Given records:

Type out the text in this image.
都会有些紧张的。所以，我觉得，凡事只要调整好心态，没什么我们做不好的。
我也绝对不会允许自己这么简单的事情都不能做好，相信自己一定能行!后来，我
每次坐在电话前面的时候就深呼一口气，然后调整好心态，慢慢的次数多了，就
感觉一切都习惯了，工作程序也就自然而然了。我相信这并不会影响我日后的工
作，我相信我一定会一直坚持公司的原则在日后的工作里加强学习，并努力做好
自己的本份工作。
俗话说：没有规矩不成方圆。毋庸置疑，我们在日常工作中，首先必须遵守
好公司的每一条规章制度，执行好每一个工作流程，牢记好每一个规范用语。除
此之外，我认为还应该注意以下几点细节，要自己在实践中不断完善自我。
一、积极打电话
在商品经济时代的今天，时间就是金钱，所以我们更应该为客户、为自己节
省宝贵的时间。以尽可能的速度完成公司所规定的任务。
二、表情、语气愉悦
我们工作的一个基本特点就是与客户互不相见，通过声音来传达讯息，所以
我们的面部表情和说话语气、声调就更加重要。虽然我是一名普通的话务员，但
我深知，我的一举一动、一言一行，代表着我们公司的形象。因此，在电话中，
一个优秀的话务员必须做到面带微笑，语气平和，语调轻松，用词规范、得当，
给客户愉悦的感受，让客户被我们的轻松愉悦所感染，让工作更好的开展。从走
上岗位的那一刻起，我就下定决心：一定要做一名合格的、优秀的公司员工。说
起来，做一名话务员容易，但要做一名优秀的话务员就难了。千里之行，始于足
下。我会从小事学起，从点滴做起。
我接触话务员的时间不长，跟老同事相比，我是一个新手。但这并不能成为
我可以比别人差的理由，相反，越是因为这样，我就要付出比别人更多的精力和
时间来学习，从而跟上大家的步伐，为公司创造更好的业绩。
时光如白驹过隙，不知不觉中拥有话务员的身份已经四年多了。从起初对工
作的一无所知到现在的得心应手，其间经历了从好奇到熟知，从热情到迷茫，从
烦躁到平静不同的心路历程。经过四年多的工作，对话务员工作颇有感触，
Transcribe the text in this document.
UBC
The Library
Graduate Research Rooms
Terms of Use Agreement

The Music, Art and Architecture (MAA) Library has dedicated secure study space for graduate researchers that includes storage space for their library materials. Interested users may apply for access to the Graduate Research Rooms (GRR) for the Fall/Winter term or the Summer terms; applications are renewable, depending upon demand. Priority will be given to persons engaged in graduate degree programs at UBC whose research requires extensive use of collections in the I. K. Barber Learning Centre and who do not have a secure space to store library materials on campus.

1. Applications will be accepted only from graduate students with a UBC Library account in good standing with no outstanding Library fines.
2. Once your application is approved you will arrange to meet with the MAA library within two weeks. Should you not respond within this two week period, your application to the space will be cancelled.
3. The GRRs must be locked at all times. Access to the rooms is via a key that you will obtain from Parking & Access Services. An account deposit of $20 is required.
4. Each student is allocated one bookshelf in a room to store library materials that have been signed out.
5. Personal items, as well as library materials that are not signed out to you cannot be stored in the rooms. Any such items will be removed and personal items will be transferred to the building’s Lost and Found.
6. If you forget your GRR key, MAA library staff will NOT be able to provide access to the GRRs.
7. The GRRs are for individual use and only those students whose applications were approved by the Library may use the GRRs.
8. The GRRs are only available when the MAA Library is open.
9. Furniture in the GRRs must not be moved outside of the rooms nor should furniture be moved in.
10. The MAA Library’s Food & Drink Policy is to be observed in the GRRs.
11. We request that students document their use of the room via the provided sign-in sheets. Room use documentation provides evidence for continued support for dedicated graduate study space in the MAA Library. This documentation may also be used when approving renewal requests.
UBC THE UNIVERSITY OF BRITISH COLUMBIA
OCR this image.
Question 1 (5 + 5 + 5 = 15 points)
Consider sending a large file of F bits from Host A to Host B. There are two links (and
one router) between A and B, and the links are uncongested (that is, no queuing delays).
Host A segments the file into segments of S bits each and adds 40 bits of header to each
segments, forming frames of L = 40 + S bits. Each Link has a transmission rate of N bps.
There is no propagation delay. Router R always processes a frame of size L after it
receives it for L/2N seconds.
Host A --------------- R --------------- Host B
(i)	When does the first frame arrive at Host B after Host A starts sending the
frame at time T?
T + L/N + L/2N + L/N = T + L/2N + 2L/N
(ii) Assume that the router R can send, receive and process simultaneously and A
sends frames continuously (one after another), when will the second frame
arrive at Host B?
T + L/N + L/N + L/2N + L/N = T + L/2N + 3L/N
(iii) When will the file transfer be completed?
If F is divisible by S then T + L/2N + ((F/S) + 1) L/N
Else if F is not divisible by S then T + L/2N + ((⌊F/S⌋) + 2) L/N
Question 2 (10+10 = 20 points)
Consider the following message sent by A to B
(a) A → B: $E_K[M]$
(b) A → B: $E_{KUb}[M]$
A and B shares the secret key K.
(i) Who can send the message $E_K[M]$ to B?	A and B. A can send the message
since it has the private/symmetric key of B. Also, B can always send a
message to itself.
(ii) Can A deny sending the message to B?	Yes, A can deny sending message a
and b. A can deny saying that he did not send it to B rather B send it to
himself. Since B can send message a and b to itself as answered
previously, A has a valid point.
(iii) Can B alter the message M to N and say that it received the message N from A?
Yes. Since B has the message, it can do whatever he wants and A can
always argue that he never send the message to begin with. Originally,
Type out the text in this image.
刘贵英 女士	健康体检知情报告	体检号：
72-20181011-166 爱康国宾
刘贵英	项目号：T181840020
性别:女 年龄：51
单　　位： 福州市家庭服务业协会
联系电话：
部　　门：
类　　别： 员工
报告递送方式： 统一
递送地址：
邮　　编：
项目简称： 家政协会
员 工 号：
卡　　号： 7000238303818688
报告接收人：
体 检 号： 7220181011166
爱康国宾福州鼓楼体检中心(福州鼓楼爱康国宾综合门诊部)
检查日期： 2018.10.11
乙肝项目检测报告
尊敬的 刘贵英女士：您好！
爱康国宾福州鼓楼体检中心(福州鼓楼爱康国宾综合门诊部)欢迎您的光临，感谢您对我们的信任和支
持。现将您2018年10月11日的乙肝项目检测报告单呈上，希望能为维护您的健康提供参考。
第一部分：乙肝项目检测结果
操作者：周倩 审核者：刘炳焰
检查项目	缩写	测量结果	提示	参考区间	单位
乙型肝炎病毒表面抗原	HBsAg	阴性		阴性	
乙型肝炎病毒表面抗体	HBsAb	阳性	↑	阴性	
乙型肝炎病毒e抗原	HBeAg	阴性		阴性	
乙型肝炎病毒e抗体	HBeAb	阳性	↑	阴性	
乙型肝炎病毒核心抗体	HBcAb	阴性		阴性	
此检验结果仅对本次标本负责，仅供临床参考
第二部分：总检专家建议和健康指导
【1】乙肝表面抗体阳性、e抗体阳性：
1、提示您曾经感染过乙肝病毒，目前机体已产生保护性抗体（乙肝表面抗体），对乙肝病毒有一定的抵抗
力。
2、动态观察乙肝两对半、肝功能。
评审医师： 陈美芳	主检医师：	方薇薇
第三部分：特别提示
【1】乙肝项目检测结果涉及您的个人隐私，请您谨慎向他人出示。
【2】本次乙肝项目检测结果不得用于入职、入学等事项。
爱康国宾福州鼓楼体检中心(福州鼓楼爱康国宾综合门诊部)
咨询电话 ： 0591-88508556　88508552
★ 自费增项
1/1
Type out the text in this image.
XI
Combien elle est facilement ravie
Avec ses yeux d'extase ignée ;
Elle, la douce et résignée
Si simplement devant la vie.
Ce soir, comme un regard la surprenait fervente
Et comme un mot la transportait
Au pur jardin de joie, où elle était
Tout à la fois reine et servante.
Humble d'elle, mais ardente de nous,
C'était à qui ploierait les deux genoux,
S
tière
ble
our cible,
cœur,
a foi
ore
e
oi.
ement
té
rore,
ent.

Written exercise: Please restate the whole listing word for word.

The answer:
Type out the text in this image.
都会有些紧张的。所以，我觉得，凡事只要调整好心态，没什么我们做不好的。
我也绝对不会允许自己这么简单的事情都不能做好，相信自己一定能行!后来，我
每次坐在电话前面的时候就深呼一口气，然后调整好心态，慢慢的次数多了，就
感觉一切都习惯了，工作程序也就自然而然了。我相信这并不会影响我日后的工
作，我相信我一定会一直坚持公司的原则在日后的工作里加强学习，并努力做好
自己的本份工作。
俗话说：没有规矩不成方圆。毋庸置疑，我们在日常工作中，首先必须遵守
好公司的每一条规章制度，执行好每一个工作流程，牢记好每一个规范用语。除
此之外，我认为还应该注意以下几点细节，要自己在实践中不断完善自我。
一、积极打电话
在商品经济时代的今天，时间就是金钱，所以我们更应该为客户、为自己节
省宝贵的时间。以尽可能的速度完成公司所规定的任务。
二、表情、语气愉悦
我们工作的一个基本特点就是与客户互不相见，通过声音来传达讯息，所以
我们的面部表情和说话语气、声调就更加重要。虽然我是一名普通的话务员，但
我深知，我的一举一动、一言一行，代表着我们公司的形象。因此，在电话中，
一个优秀的话务员必须做到面带微笑，语气平和，语调轻松，用词规范、得当，
给客户愉悦的感受，让客户被我们的轻松愉悦所感染，让工作更好的开展。从走
上岗位的那一刻起，我就下定决心：一定要做一名合格的、优秀的公司员工。说
起来，做一名话务员容易，但要做一名优秀的话务员就难了。千里之行，始于足
下。我会从小事学起，从点滴做起。
我接触话务员的时间不长，跟老同事相比，我是一个新手。但这并不能成为
我可以比别人差的理由，相反，越是因为这样，我就要付出比别人更多的精力和
时间来学习，从而跟上大家的步伐，为公司创造更好的业绩。
时光如白驹过隙，不知不觉中拥有话务员的身份已经四年多了。从起初对工
作的一无所知到现在的得心应手，其间经历了从好奇到熟知，从热情到迷茫，从
烦躁到平静不同的心路历程。经过四年多的工作，对话务员工作颇有感触，
Transcribe the text in this document.
UBC
The Library
Graduate Research Rooms
Terms of Use Agreement

The Music, Art and Architecture (MAA) Library has dedicated secure study space for graduate researchers that includes storage space for their library materials. Interested users may apply for access to the Graduate Research Rooms (GRR) for the Fall/Winter term or the Summer terms; applications are renewable, depending upon demand. Priority will be given to persons engaged in graduate degree programs at UBC whose research requires extensive use of collections in the I. K. Barber Learning Centre and who do not have a secure space to store library materials on campus.

1. Applications will be accepted only from graduate students with a UBC Library account in good standing with no outstanding Library fines.
2. Once your application is approved you will arrange to meet with the MAA library within two weeks. Should you not respond within this two week period, your application to the space will be cancelled.
3. The GRRs must be locked at all times. Access to the rooms is via a key that you will obtain from Parking & Access Services. An account deposit of $20 is required.
4. Each student is allocated one bookshelf in a room to store library materials that have been signed out.
5. Personal items, as well as library materials that are not signed out to you cannot be stored in the rooms. Any such items will be removed and personal items will be transferred to the building’s Lost and Found.
6. If you forget your GRR key, MAA library staff will NOT be able to provide access to the GRRs.
7. The GRRs are for individual use and only those students whose applications were approved by the Library may use the GRRs.
8. The GRRs are only available when the MAA Library is open.
9. Furniture in the GRRs must not be moved outside of the rooms nor should furniture be moved in.
10. The MAA Library’s Food & Drink Policy is to be observed in the GRRs.
11. We request that students document their use of the room via the provided sign-in sheets. Room use documentation provides evidence for continued support for dedicated graduate study space in the MAA Library. This documentation may also be used when approving renewal requests.
UBC THE UNIVERSITY OF BRITISH COLUMBIA
OCR this image.
Question 1 (5 + 5 + 5 = 15 points)
Consider sending a large file of F bits from Host A to Host B. There are two links (and
one router) between A and B, and the links are uncongested (that is, no queuing delays).
Host A segments the file into segments of S bits each and adds 40 bits of header to each
segments, forming frames of L = 40 + S bits. Each Link has a transmission rate of N bps.
There is no propagation delay. Router R always processes a frame of size L after it
receives it for L/2N seconds.
Host A --------------- R --------------- Host B
(i)	When does the first frame arrive at Host B after Host A starts sending the
frame at time T?
T + L/N + L/2N + L/N = T + L/2N + 2L/N
(ii) Assume that the router R can send, receive and process simultaneously and A
sends frames continuously (one after another), when will the second frame
arrive at Host B?
T + L/N + L/N + L/2N + L/N = T + L/2N + 3L/N
(iii) When will the file transfer be completed?
If F is divisible by S then T + L/2N + ((F/S) + 1) L/N
Else if F is not divisible by S then T + L/2N + ((⌊F/S⌋) + 2) L/N
Question 2 (10+10 = 20 points)
Consider the following message sent by A to B
(a) A → B: $E_K[M]$
(b) A → B: $E_{KUb}[M]$
A and B shares the secret key K.
(i) Who can send the message $E_K[M]$ to B?	A and B. A can send the message
since it has the private/symmetric key of B. Also, B can always send a
message to itself.
(ii) Can A deny sending the message to B?	Yes, A can deny sending message a
and b. A can deny saying that he did not send it to B rather B send it to
himself. Since B can send message a and b to itself as answered
previously, A has a valid point.
(iii) Can B alter the message M to N and say that it received the message N from A?
Yes. Since B has the message, it can do whatever he wants and A can
always argue that he never send the message to begin with. Originally,
Type out the text in this image.
刘贵英 女士	健康体检知情报告	体检号：
72-20181011-166 爱康国宾
刘贵英	项目号：T181840020
性别:女 年龄：51
单　　位： 福州市家庭服务业协会
联系电话：
部　　门：
类　　别： 员工
报告递送方式： 统一
递送地址：
邮　　编：
项目简称： 家政协会
员 工 号：
卡　　号： 7000238303818688
报告接收人：
体 检 号： 7220181011166
爱康国宾福州鼓楼体检中心(福州鼓楼爱康国宾综合门诊部)
检查日期： 2018.10.11
乙肝项目检测报告
尊敬的 刘贵英女士：您好！
爱康国宾福州鼓楼体检中心(福州鼓楼爱康国宾综合门诊部)欢迎您的光临，感谢您对我们的信任和支
持。现将您2018年10月11日的乙肝项目检测报告单呈上，希望能为维护您的健康提供参考。
第一部分：乙肝项目检测结果
操作者：周倩 审核者：刘炳焰
检查项目	缩写	测量结果	提示	参考区间	单位
乙型肝炎病毒表面抗原	HBsAg	阴性		阴性	
乙型肝炎病毒表面抗体	HBsAb	阳性	↑	阴性	
乙型肝炎病毒e抗原	HBeAg	阴性		阴性	
乙型肝炎病毒e抗体	HBeAb	阳性	↑	阴性	
乙型肝炎病毒核心抗体	HBcAb	阴性		阴性	
此检验结果仅对本次标本负责，仅供临床参考
第二部分：总检专家建议和健康指导
【1】乙肝表面抗体阳性、e抗体阳性：
1、提示您曾经感染过乙肝病毒，目前机体已产生保护性抗体（乙肝表面抗体），对乙肝病毒有一定的抵抗
力。
2、动态观察乙肝两对半、肝功能。
评审医师： 陈美芳	主检医师：	方薇薇
第三部分：特别提示
【1】乙肝项目检测结果涉及您的个人隐私，请您谨慎向他人出示。
【2】本次乙肝项目检测结果不得用于入职、入学等事项。
爱康国宾福州鼓楼体检中心(福州鼓楼爱康国宾综合门诊部)
咨询电话 ： 0591-88508556　88508552
★ 自费增项
1/1
Type out the text in this image.
XI
Combien elle est facilement ravie
Avec ses yeux d'extase ignée ;
Elle, la douce et résignée
Si simplement devant la vie.
Ce soir, comme un regard la surprenait fervente
Et comme un mot la transportait
Au pur jardin de joie, où elle était
Tout à la fois reine et servante.
Humble d'elle, mais ardente de nous,
C'était à qui ploierait les deux genoux,
S
tière
ble
our cible,
cœur,
a foi
ore
e
oi.
ement
té
rore,
ent.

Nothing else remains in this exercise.